Please output the lines shown below exactly as they appear.
[BEGIN ROWS]
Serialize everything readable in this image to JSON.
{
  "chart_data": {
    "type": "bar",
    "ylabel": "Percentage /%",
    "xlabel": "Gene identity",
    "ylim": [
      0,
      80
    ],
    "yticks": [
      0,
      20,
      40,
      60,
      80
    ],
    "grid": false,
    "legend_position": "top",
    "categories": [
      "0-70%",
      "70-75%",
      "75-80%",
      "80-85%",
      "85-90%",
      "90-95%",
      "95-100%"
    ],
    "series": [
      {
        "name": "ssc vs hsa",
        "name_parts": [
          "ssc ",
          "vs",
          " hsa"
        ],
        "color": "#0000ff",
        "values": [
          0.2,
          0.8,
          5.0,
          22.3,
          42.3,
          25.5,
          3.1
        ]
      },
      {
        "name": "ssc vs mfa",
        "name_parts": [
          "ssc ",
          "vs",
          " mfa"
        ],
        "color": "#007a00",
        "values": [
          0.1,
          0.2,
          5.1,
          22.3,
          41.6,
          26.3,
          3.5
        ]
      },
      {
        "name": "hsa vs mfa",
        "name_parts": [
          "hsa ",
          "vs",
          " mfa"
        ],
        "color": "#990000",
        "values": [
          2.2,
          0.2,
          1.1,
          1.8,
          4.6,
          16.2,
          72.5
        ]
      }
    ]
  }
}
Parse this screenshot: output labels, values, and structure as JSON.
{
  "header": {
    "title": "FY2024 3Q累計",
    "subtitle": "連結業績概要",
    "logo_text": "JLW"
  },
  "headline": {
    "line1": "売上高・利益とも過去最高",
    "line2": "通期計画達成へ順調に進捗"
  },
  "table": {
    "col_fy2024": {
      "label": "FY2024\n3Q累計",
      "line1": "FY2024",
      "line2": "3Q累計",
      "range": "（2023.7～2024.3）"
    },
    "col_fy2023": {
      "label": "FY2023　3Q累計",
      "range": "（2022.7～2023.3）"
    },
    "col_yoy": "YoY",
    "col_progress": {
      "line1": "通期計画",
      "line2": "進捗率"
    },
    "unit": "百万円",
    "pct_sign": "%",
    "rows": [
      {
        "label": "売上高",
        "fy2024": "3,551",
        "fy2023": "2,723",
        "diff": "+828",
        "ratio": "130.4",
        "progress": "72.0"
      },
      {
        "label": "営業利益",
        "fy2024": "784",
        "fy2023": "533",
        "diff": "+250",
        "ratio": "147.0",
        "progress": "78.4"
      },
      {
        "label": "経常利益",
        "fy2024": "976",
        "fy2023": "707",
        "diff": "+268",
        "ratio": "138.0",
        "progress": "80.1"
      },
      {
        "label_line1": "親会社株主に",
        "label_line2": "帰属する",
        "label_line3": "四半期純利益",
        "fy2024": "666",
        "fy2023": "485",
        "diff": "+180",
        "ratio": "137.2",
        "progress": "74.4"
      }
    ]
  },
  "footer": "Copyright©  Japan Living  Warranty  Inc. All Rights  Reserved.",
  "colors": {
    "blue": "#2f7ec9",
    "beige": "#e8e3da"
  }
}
[END ROWS]
**WORKED SOLUTION:**
Serialize everything readable in this image to JSON.
{
  "chart_data": {
    "type": "bar",
    "ylabel": "Percentage /%",
    "xlabel": "Gene identity",
    "ylim": [
      0,
      80
    ],
    "yticks": [
      0,
      20,
      40,
      60,
      80
    ],
    "grid": false,
    "legend_position": "top",
    "categories": [
      "0-70%",
      "70-75%",
      "75-80%",
      "80-85%",
      "85-90%",
      "90-95%",
      "95-100%"
    ],
    "series": [
      {
        "name": "ssc vs hsa",
        "name_parts": [
          "ssc ",
          "vs",
          " hsa"
        ],
        "color": "#0000ff",
        "values": [
          0.2,
          0.8,
          5.0,
          22.3,
          42.3,
          25.5,
          3.1
        ]
      },
      {
        "name": "ssc vs mfa",
        "name_parts": [
          "ssc ",
          "vs",
          " mfa"
        ],
        "color": "#007a00",
        "values": [
          0.1,
          0.2,
          5.1,
          22.3,
          41.6,
          26.3,
          3.5
        ]
      },
      {
        "name": "hsa vs mfa",
        "name_parts": [
          "hsa ",
          "vs",
          " mfa"
        ],
        "color": "#990000",
        "values": [
          2.2,
          0.2,
          1.1,
          1.8,
          4.6,
          16.2,
          72.5
        ]
      }
    ]
  }
}
Parse this screenshot: output labels, values, and structure as JSON.
{
  "header": {
    "title": "FY2024 3Q累計",
    "subtitle": "連結業績概要",
    "logo_text": "JLW"
  },
  "headline": {
    "line1": "売上高・利益とも過去最高",
    "line2": "通期計画達成へ順調に進捗"
  },
  "table": {
    "col_fy2024": {
      "label": "FY2024\n3Q累計",
      "line1": "FY2024",
      "line2": "3Q累計",
      "range": "（2023.7～2024.3）"
    },
    "col_fy2023": {
      "label": "FY2023　3Q累計",
      "range": "（2022.7～2023.3）"
    },
    "col_yoy": "YoY",
    "col_progress": {
      "line1": "通期計画",
      "line2": "進捗率"
    },
    "unit": "百万円",
    "pct_sign": "%",
    "rows": [
      {
        "label": "売上高",
        "fy2024": "3,551",
        "fy2023": "2,723",
        "diff": "+828",
        "ratio": "130.4",
        "progress": "72.0"
      },
      {
        "label": "営業利益",
        "fy2024": "784",
        "fy2023": "533",
        "diff": "+250",
        "ratio": "147.0",
        "progress": "78.4"
      },
      {
        "label": "経常利益",
        "fy2024": "976",
        "fy2023": "707",
        "diff": "+268",
        "ratio": "138.0",
        "progress": "80.1"
      },
      {
        "label_line1": "親会社株主に",
        "label_line2": "帰属する",
        "label_line3": "四半期純利益",
        "fy2024": "666",
        "fy2023": "485",
        "diff": "+180",
        "ratio": "137.2",
        "progress": "74.4"
      }
    ]
  },
  "footer": "Copyright©  Japan Living  Warranty  Inc. All Rights  Reserved.",
  "colors": {
    "blue": "#2f7ec9",
    "beige": "#e8e3da"
  }
}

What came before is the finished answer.